### What to produce
Copy the full set of lines exactly as given.

### Exercise materials
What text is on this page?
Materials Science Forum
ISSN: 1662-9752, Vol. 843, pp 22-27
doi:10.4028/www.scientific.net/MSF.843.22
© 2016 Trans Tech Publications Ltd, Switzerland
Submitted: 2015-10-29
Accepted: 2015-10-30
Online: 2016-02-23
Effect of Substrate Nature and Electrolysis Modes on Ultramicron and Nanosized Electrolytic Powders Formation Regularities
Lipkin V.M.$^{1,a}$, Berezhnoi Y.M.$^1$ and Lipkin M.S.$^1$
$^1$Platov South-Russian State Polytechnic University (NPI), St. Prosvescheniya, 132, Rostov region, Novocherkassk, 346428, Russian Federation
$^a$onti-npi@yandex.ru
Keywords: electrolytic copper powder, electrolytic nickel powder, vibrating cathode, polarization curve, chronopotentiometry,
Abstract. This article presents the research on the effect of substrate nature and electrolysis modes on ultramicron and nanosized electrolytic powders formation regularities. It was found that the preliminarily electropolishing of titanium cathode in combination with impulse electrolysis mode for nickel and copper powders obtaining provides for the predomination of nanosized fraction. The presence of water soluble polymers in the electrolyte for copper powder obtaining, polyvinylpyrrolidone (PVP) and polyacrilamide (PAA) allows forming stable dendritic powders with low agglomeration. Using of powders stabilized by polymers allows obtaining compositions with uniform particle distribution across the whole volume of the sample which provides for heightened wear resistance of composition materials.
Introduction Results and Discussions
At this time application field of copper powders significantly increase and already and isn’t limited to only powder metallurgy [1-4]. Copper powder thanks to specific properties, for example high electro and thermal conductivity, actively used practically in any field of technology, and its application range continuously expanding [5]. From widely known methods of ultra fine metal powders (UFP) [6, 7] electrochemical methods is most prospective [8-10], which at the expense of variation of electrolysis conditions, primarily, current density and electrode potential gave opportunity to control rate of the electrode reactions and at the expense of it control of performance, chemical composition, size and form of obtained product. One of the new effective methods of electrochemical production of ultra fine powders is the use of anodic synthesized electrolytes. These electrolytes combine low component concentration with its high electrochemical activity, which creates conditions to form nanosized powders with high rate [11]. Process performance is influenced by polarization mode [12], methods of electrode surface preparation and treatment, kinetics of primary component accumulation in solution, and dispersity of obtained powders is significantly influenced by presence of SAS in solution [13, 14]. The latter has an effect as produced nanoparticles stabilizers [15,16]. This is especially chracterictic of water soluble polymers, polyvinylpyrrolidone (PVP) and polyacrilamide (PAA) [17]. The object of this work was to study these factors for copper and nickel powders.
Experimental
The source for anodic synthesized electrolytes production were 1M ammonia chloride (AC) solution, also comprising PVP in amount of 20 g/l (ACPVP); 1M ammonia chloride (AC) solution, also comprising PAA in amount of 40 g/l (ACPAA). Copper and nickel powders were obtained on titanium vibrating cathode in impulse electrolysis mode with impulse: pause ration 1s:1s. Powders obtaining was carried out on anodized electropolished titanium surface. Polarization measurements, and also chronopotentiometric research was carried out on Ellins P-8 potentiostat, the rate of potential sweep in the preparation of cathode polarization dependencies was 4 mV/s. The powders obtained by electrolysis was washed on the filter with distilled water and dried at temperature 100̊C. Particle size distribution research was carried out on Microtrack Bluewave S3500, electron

### Solution to this problem
What text is on this page?
Materials Science Forum
ISSN: 1662-9752, Vol. 843, pp 22-27
doi:10.4028/www.scientific.net/MSF.843.22
© 2016 Trans Tech Publications Ltd, Switzerland
Submitted: 2015-10-29
Accepted: 2015-10-30
Online: 2016-02-23
Effect of Substrate Nature and Electrolysis Modes on Ultramicron and Nanosized Electrolytic Powders Formation Regularities
Lipkin V.M.$^{1,a}$, Berezhnoi Y.M.$^1$ and Lipkin M.S.$^1$
$^1$Platov South-Russian State Polytechnic University (NPI), St. Prosvescheniya, 132, Rostov region, Novocherkassk, 346428, Russian Federation
$^a$onti-npi@yandex.ru
Keywords: electrolytic copper powder, electrolytic nickel powder, vibrating cathode, polarization curve, chronopotentiometry,
Abstract. This article presents the research on the effect of substrate nature and electrolysis modes on ultramicron and nanosized electrolytic powders formation regularities. It was found that the preliminarily electropolishing of titanium cathode in combination with impulse electrolysis mode for nickel and copper powders obtaining provides for the predomination of nanosized fraction. The presence of water soluble polymers in the electrolyte for copper powder obtaining, polyvinylpyrrolidone (PVP) and polyacrilamide (PAA) allows forming stable dendritic powders with low agglomeration. Using of powders stabilized by polymers allows obtaining compositions with uniform particle distribution across the whole volume of the sample which provides for heightened wear resistance of composition materials.
Introduction Results and Discussions
At this time application field of copper powders significantly increase and already and isn’t limited to only powder metallurgy [1-4]. Copper powder thanks to specific properties, for example high electro and thermal conductivity, actively used practically in any field of technology, and its application range continuously expanding [5]. From widely known methods of ultra fine metal powders (UFP) [6, 7] electrochemical methods is most prospective [8-10], which at the expense of variation of electrolysis conditions, primarily, current density and electrode potential gave opportunity to control rate of the electrode reactions and at the expense of it control of performance, chemical composition, size and form of obtained product. One of the new effective methods of electrochemical production of ultra fine powders is the use of anodic synthesized electrolytes. These electrolytes combine low component concentration with its high electrochemical activity, which creates conditions to form nanosized powders with high rate [11]. Process performance is influenced by polarization mode [12], methods of electrode surface preparation and treatment, kinetics of primary component accumulation in solution, and dispersity of obtained powders is significantly influenced by presence of SAS in solution [13, 14]. The latter has an effect as produced nanoparticles stabilizers [15,16]. This is especially chracterictic of water soluble polymers, polyvinylpyrrolidone (PVP) and polyacrilamide (PAA) [17]. The object of this work was to study these factors for copper and nickel powders.
Experimental
The source for anodic synthesized electrolytes production were 1M ammonia chloride (AC) solution, also comprising PVP in amount of 20 g/l (ACPVP); 1M ammonia chloride (AC) solution, also comprising PAA in amount of 40 g/l (ACPAA). Copper and nickel powders were obtained on titanium vibrating cathode in impulse electrolysis mode with impulse: pause ration 1s:1s. Powders obtaining was carried out on anodized electropolished titanium surface. Polarization measurements, and also chronopotentiometric research was carried out on Ellins P-8 potentiostat, the rate of potential sweep in the preparation of cathode polarization dependencies was 4 mV/s. The powders obtained by electrolysis was washed on the filter with distilled water and dried at temperature 100̊C. Particle size distribution research was carried out on Microtrack Bluewave S3500, electron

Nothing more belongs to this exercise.